** Begin **

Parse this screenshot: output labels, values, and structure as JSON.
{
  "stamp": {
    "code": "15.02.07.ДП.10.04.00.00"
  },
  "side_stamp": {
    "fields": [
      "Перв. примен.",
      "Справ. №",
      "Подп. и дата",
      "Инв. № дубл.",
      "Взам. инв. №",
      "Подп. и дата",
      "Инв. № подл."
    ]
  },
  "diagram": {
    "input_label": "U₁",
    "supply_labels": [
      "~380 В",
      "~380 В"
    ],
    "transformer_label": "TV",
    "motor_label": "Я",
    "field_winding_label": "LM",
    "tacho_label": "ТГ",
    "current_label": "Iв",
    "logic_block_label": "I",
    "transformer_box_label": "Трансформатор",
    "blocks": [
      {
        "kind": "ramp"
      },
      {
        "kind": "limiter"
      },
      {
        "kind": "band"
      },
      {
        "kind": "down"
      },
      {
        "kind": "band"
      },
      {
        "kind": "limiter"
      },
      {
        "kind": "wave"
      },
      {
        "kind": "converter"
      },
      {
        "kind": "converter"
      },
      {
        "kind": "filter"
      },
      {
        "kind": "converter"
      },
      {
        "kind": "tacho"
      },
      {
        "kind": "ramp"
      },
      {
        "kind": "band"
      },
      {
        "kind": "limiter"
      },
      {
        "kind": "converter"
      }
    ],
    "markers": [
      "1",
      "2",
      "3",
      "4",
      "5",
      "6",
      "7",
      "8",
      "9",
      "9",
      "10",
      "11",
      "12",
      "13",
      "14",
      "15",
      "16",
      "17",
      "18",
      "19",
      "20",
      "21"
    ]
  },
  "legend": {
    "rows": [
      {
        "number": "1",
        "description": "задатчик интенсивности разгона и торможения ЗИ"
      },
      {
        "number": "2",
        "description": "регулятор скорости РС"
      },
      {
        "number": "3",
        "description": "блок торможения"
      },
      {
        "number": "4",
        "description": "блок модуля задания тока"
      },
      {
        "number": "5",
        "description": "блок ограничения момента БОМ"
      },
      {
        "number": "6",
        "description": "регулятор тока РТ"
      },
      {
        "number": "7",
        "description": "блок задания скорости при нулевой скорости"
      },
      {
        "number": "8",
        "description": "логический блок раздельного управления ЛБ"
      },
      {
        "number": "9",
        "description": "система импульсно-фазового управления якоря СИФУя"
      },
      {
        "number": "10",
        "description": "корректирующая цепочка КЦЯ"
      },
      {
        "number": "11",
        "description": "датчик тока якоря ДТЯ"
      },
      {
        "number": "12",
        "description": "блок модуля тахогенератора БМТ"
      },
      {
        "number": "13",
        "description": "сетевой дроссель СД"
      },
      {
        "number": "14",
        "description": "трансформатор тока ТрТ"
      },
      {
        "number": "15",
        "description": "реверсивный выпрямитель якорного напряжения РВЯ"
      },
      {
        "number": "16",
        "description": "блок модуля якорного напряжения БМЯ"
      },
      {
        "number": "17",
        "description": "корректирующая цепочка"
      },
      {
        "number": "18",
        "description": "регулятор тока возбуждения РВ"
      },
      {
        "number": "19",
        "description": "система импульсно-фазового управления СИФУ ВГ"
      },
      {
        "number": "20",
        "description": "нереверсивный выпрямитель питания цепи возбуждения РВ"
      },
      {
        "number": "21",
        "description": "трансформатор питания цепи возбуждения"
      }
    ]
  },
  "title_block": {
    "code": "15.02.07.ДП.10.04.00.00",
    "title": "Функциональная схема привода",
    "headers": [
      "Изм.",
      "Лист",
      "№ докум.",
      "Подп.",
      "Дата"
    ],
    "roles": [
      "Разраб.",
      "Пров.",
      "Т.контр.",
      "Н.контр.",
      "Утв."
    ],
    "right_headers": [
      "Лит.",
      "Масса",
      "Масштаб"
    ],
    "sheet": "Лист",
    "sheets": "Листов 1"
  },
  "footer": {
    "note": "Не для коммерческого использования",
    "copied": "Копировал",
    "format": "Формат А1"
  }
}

** End **

**Exercise details:** Above are some records; repeat all of them exactly.

**Result below:**
Parse this screenshot: output labels, values, and structure as JSON.
{
  "stamp": {
    "code": "15.02.07.ДП.10.04.00.00"
  },
  "side_stamp": {
    "fields": [
      "Перв. примен.",
      "Справ. №",
      "Подп. и дата",
      "Инв. № дубл.",
      "Взам. инв. №",
      "Подп. и дата",
      "Инв. № подл."
    ]
  },
  "diagram": {
    "input_label": "U₁",
    "supply_labels": [
      "~380 В",
      "~380 В"
    ],
    "transformer_label": "TV",
    "motor_label": "Я",
    "field_winding_label": "LM",
    "tacho_label": "ТГ",
    "current_label": "Iв",
    "logic_block_label": "I",
    "transformer_box_label": "Трансформатор",
    "blocks": [
      {
        "kind": "ramp"
      },
      {
        "kind": "limiter"
      },
      {
        "kind": "band"
      },
      {
        "kind": "down"
      },
      {
        "kind": "band"
      },
      {
        "kind": "limiter"
      },
      {
        "kind": "wave"
      },
      {
        "kind": "converter"
      },
      {
        "kind": "converter"
      },
      {
        "kind": "filter"
      },
      {
        "kind": "converter"
      },
      {
        "kind": "tacho"
      },
      {
        "kind": "ramp"
      },
      {
        "kind": "band"
      },
      {
        "kind": "limiter"
      },
      {
        "kind": "converter"
      }
    ],
    "markers": [
      "1",
      "2",
      "3",
      "4",
      "5",
      "6",
      "7",
      "8",
      "9",
      "9",
      "10",
      "11",
      "12",
      "13",
      "14",
      "15",
      "16",
      "17",
      "18",
      "19",
      "20",
      "21"
    ]
  },
  "legend": {
    "rows": [
      {
        "number": "1",
        "description": "задатчик интенсивности разгона и торможения ЗИ"
      },
      {
        "number": "2",
        "description": "регулятор скорости РС"
      },
      {
        "number": "3",
        "description": "блок торможения"
      },
      {
        "number": "4",
        "description": "блок модуля задания тока"
      },
      {
        "number": "5",
        "description": "блок ограничения момента БОМ"
      },
      {
        "number": "6",
        "description": "регулятор тока РТ"
      },
      {
        "number": "7",
        "description": "блок задания скорости при нулевой скорости"
      },
      {
        "number": "8",
        "description": "логический блок раздельного управления ЛБ"
      },
      {
        "number": "9",
        "description": "система импульсно-фазового управления якоря СИФУя"
      },
      {
        "number": "10",
        "description": "корректирующая цепочка КЦЯ"
      },
      {
        "number": "11",
        "description": "датчик тока якоря ДТЯ"
      },
      {
        "number": "12",
        "description": "блок модуля тахогенератора БМТ"
      },
      {
        "number": "13",
        "description": "сетевой дроссель СД"
      },
      {
        "number": "14",
        "description": "трансформатор тока ТрТ"
      },
      {
        "number": "15",
        "description": "реверсивный выпрямитель якорного напряжения РВЯ"
      },
      {
        "number": "16",
        "description": "блок модуля якорного напряжения БМЯ"
      },
      {
        "number": "17",
        "description": "корректирующая цепочка"
      },
      {
        "number": "18",
        "description": "регулятор тока возбуждения РВ"
      },
      {
        "number": "19",
        "description": "система импульсно-фазового управления СИФУ ВГ"
      },
      {
        "number": "20",
        "description": "нереверсивный выпрямитель питания цепи возбуждения РВ"
      },
      {
        "number": "21",
        "description": "трансформатор питания цепи возбуждения"
      }
    ]
  },
  "title_block": {
    "code": "15.02.07.ДП.10.04.00.00",
    "title": "Функциональная схема привода",
    "headers": [
      "Изм.",
      "Лист",
      "№ докум.",
      "Подп.",
      "Дата"
    ],
    "roles": [
      "Разраб.",
      "Пров.",
      "Т.контр.",
      "Н.контр.",
      "Утв."
    ],
    "right_headers": [
      "Лит.",
      "Масса",
      "Масштаб"
    ],
    "sheet": "Лист",
    "sheets": "Листов 1"
  },
  "footer": {
    "note": "Не для коммерческого использования",
    "copied": "Копировал",
    "format": "Формат А1"
  }
}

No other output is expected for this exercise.